##### DATA PROVIDED

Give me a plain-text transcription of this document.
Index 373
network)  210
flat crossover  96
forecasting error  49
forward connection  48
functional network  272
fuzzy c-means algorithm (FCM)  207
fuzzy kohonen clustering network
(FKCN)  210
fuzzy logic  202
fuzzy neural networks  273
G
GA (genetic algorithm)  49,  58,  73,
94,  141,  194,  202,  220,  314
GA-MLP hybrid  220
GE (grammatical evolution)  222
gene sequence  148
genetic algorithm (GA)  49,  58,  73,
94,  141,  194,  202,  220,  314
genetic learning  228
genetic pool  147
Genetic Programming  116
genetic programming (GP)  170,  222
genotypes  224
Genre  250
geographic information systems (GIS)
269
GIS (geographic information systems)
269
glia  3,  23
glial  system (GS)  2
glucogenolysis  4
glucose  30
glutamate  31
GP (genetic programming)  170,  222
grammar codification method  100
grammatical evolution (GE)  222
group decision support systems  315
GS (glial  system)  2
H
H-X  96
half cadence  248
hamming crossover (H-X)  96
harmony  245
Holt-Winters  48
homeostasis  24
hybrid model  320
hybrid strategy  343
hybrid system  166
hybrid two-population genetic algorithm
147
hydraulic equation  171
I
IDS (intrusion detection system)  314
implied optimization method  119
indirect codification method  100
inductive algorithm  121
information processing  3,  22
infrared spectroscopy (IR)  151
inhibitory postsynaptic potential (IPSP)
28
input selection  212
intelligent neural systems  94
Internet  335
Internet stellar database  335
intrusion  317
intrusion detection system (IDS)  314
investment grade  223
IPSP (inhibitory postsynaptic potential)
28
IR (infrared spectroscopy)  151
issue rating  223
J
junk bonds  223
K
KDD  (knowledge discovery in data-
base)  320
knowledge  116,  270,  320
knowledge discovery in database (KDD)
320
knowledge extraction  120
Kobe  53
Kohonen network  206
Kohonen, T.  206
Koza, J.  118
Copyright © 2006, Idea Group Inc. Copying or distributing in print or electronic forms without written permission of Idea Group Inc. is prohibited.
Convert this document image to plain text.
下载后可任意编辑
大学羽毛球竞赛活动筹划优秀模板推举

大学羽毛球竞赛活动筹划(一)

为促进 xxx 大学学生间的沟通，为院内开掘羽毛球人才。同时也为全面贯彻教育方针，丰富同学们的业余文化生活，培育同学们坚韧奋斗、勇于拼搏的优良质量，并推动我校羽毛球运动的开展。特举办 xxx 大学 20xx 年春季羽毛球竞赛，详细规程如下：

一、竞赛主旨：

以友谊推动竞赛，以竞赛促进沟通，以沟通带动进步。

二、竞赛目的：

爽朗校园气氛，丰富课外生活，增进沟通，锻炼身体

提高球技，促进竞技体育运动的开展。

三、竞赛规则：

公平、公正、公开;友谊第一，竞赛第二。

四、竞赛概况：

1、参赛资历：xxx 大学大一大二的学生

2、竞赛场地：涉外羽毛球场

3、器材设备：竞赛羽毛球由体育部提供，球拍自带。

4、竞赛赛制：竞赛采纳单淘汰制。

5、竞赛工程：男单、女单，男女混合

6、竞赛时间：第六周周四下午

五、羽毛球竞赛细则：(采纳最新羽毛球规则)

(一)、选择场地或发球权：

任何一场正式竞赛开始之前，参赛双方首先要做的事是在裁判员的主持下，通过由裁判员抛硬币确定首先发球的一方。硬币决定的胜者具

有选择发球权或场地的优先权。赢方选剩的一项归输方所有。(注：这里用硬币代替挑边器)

##########

* _WHAT THE TASK REQUIRES_
Give the entries once more, exactly as they appear.

* _EXERCISE RESULT_
Give me a plain-text transcription of this document.
Index 373
network)  210
flat crossover  96
forecasting error  49
forward connection  48
functional network  272
fuzzy c-means algorithm (FCM)  207
fuzzy kohonen clustering network
(FKCN)  210
fuzzy logic  202
fuzzy neural networks  273
G
GA (genetic algorithm)  49,  58,  73,
94,  141,  194,  202,  220,  314
GA-MLP hybrid  220
GE (grammatical evolution)  222
gene sequence  148
genetic algorithm (GA)  49,  58,  73,
94,  141,  194,  202,  220,  314
genetic learning  228
genetic pool  147
Genetic Programming  116
genetic programming (GP)  170,  222
genotypes  224
Genre  250
geographic information systems (GIS)
269
GIS (geographic information systems)
269
glia  3,  23
glial  system (GS)  2
glucogenolysis  4
glucose  30
glutamate  31
GP (genetic programming)  170,  222
grammar codification method  100
grammatical evolution (GE)  222
group decision support systems  315
GS (glial  system)  2
H
H-X  96
half cadence  248
hamming crossover (H-X)  96
harmony  245
Holt-Winters  48
homeostasis  24
hybrid model  320
hybrid strategy  343
hybrid system  166
hybrid two-population genetic algorithm
147
hydraulic equation  171
I
IDS (intrusion detection system)  314
implied optimization method  119
indirect codification method  100
inductive algorithm  121
information processing  3,  22
infrared spectroscopy (IR)  151
inhibitory postsynaptic potential (IPSP)
28
input selection  212
intelligent neural systems  94
Internet  335
Internet stellar database  335
intrusion  317
intrusion detection system (IDS)  314
investment grade  223
IPSP (inhibitory postsynaptic potential)
28
IR (infrared spectroscopy)  151
issue rating  223
J
junk bonds  223
K
KDD  (knowledge discovery in data-
base)  320
knowledge  116,  270,  320
knowledge discovery in database (KDD)
320
knowledge extraction  120
Kobe  53
Kohonen network  206
Kohonen, T.  206
Koza, J.  118
Copyright © 2006, Idea Group Inc. Copying or distributing in print or electronic forms without written permission of Idea Group Inc. is prohibited.
Convert this document image to plain text.
下载后可任意编辑
大学羽毛球竞赛活动筹划优秀模板推举

大学羽毛球竞赛活动筹划(一)

为促进 xxx 大学学生间的沟通，为院内开掘羽毛球人才。同时也为全面贯彻教育方针，丰富同学们的业余文化生活，培育同学们坚韧奋斗、勇于拼搏的优良质量，并推动我校羽毛球运动的开展。特举办 xxx 大学 20xx 年春季羽毛球竞赛，详细规程如下：

一、竞赛主旨：

以友谊推动竞赛，以竞赛促进沟通，以沟通带动进步。

二、竞赛目的：

爽朗校园气氛，丰富课外生活，增进沟通，锻炼身体

提高球技，促进竞技体育运动的开展。

三、竞赛规则：

公平、公正、公开;友谊第一，竞赛第二。

四、竞赛概况：

1、参赛资历：xxx 大学大一大二的学生

2、竞赛场地：涉外羽毛球场

3、器材设备：竞赛羽毛球由体育部提供，球拍自带。

4、竞赛赛制：竞赛采纳单淘汰制。

5、竞赛工程：男单、女单，男女混合

6、竞赛时间：第六周周四下午

五、羽毛球竞赛细则：(采纳最新羽毛球规则)

(一)、选择场地或发球权：

任何一场正式竞赛开始之前，参赛双方首先要做的事是在裁判员的主持下，通过由裁判员抛硬币确定首先发球的一方。硬币决定的胜者具

有选择发球权或场地的优先权。赢方选剩的一项归输方所有。(注：这里用硬币代替挑边器)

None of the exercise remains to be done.